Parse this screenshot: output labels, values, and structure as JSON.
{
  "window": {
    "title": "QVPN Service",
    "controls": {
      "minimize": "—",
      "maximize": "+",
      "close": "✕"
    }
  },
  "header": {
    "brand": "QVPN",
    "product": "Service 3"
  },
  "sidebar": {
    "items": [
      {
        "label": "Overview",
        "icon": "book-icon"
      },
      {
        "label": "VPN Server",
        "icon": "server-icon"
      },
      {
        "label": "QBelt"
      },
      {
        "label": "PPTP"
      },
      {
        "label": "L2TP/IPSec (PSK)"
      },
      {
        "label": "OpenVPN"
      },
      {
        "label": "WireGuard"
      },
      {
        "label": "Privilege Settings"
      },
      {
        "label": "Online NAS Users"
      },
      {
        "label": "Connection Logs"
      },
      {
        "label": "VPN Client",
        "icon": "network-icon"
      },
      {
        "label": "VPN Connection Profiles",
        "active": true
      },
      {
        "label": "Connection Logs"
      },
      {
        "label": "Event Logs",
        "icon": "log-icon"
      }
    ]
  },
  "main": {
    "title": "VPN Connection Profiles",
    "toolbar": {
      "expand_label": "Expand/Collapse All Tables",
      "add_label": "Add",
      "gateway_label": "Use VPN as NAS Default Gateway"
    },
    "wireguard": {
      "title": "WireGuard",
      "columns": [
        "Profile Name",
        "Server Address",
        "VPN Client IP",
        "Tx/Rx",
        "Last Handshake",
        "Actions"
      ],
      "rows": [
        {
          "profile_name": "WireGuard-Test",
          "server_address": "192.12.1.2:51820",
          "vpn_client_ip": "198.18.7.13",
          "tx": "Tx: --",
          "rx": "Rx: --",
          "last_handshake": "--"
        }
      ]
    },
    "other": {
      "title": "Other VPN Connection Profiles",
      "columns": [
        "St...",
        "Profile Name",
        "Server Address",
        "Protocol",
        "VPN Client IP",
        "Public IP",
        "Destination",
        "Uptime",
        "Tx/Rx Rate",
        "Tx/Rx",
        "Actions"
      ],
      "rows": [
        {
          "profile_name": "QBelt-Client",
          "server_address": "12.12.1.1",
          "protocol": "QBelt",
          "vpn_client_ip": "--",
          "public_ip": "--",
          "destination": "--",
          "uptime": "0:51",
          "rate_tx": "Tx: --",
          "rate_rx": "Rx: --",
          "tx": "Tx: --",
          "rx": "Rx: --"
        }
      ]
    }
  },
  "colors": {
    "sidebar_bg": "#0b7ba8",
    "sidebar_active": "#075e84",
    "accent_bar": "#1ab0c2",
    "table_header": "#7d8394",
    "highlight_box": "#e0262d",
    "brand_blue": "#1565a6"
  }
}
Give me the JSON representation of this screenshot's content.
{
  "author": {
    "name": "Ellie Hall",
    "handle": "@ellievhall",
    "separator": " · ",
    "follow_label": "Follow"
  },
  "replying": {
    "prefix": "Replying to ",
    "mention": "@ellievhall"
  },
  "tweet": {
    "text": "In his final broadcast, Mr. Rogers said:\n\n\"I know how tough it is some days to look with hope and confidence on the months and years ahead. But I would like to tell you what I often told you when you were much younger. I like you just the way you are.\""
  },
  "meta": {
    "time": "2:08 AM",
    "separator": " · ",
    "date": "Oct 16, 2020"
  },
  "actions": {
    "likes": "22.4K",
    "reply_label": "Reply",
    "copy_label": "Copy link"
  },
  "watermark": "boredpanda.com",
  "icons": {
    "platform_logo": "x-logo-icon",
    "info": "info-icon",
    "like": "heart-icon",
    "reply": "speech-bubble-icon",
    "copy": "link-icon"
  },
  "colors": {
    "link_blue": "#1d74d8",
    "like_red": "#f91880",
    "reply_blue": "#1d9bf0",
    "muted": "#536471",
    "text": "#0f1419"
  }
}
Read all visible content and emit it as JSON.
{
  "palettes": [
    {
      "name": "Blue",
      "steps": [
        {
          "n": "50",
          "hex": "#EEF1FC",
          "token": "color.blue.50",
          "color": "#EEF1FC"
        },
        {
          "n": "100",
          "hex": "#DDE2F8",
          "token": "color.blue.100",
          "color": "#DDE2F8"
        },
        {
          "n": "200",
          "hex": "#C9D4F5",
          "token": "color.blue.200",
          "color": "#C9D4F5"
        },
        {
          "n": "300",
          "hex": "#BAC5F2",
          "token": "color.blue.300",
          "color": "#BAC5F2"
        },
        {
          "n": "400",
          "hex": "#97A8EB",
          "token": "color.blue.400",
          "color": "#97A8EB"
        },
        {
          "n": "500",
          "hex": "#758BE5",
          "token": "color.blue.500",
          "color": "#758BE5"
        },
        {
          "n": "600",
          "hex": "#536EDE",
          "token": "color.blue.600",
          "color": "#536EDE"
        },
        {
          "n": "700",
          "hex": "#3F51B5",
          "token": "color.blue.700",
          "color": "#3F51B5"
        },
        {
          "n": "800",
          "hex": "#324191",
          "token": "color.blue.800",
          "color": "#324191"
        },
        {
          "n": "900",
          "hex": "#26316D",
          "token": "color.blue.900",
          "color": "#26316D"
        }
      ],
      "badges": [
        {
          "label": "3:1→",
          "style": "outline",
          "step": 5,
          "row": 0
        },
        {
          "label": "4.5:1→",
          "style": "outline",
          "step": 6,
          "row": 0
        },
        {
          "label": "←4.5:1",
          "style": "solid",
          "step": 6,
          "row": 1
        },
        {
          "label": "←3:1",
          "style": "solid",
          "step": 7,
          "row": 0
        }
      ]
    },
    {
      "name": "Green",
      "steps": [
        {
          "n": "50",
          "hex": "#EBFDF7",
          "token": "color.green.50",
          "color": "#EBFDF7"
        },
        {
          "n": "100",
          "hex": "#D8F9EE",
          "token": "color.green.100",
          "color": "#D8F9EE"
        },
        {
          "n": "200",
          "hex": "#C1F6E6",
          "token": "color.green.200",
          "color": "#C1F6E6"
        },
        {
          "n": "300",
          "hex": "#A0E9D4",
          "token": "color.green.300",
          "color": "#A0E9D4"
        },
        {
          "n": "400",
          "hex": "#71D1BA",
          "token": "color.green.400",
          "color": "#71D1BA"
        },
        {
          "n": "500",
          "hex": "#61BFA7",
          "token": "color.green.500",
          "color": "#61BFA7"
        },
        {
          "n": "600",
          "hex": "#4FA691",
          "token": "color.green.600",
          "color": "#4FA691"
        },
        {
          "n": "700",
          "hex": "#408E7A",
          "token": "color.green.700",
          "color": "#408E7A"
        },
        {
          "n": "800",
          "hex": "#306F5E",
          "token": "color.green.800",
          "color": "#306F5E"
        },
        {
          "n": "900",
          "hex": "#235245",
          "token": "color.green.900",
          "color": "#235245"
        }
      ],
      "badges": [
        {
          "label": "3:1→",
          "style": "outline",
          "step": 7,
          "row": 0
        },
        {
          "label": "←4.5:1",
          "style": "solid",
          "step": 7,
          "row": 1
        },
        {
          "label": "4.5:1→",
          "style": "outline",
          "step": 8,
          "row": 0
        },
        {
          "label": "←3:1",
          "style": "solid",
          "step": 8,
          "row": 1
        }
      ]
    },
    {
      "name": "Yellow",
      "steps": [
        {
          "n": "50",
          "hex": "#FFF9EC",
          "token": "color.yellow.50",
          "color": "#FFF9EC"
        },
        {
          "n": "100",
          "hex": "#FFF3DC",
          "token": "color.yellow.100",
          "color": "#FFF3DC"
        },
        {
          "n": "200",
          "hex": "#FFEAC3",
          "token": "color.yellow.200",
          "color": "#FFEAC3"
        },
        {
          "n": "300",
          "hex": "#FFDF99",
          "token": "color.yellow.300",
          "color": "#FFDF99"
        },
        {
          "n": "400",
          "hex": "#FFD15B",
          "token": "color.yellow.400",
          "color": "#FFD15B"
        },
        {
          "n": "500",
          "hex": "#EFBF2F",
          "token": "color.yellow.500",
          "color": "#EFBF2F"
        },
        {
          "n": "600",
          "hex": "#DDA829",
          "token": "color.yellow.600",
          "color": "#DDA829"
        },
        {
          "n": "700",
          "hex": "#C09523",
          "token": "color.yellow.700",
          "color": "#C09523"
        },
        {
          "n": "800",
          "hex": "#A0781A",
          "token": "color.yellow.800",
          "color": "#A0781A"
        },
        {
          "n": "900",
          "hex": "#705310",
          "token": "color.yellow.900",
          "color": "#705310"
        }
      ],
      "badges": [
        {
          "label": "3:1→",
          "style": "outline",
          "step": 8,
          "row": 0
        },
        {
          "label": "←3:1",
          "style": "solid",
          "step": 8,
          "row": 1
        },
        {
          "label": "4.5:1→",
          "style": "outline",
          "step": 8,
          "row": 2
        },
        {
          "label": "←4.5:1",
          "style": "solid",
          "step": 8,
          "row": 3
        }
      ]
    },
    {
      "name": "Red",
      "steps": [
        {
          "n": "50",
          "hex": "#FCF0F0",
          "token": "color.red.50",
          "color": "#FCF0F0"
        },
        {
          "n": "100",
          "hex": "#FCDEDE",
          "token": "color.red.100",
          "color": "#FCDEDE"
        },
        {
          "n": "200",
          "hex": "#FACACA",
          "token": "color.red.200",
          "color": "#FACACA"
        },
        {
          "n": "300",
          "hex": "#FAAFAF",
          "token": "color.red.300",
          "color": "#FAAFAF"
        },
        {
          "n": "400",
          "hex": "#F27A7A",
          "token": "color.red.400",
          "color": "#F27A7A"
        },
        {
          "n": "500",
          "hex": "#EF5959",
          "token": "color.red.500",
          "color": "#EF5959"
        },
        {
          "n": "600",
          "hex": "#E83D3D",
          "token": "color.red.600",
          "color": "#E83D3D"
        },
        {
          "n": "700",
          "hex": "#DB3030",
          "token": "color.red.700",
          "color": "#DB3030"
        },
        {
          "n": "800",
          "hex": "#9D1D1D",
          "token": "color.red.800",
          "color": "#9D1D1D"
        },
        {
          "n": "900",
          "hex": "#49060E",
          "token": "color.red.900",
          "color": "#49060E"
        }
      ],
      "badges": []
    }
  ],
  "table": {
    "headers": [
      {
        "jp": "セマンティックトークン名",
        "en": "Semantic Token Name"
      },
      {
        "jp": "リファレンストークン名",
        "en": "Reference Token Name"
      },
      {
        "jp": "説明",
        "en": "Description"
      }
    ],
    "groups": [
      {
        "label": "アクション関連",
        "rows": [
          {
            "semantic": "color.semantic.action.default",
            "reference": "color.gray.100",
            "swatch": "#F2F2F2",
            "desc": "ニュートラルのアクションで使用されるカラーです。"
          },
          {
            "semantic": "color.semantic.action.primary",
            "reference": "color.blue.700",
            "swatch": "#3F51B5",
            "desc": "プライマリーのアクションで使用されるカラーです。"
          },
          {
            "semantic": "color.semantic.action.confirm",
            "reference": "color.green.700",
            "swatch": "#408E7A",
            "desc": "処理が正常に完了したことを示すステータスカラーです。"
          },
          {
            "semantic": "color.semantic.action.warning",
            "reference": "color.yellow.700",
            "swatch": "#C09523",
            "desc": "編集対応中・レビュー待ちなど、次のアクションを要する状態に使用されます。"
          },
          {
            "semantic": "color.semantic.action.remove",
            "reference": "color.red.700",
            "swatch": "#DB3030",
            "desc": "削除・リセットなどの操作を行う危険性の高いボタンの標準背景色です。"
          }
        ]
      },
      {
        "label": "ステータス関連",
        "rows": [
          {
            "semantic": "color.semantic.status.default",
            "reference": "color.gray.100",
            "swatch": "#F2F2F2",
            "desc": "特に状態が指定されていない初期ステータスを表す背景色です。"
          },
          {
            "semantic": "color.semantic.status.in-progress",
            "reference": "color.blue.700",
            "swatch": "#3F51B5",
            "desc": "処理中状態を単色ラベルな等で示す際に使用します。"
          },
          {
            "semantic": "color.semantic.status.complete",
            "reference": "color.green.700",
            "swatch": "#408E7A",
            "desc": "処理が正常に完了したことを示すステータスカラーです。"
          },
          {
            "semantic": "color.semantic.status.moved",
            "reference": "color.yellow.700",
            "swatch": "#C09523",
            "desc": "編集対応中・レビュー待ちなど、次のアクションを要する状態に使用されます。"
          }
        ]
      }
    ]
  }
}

(Task goal): Tally the lines containing "screenshot". Provide the number without any other words.

(The result): 2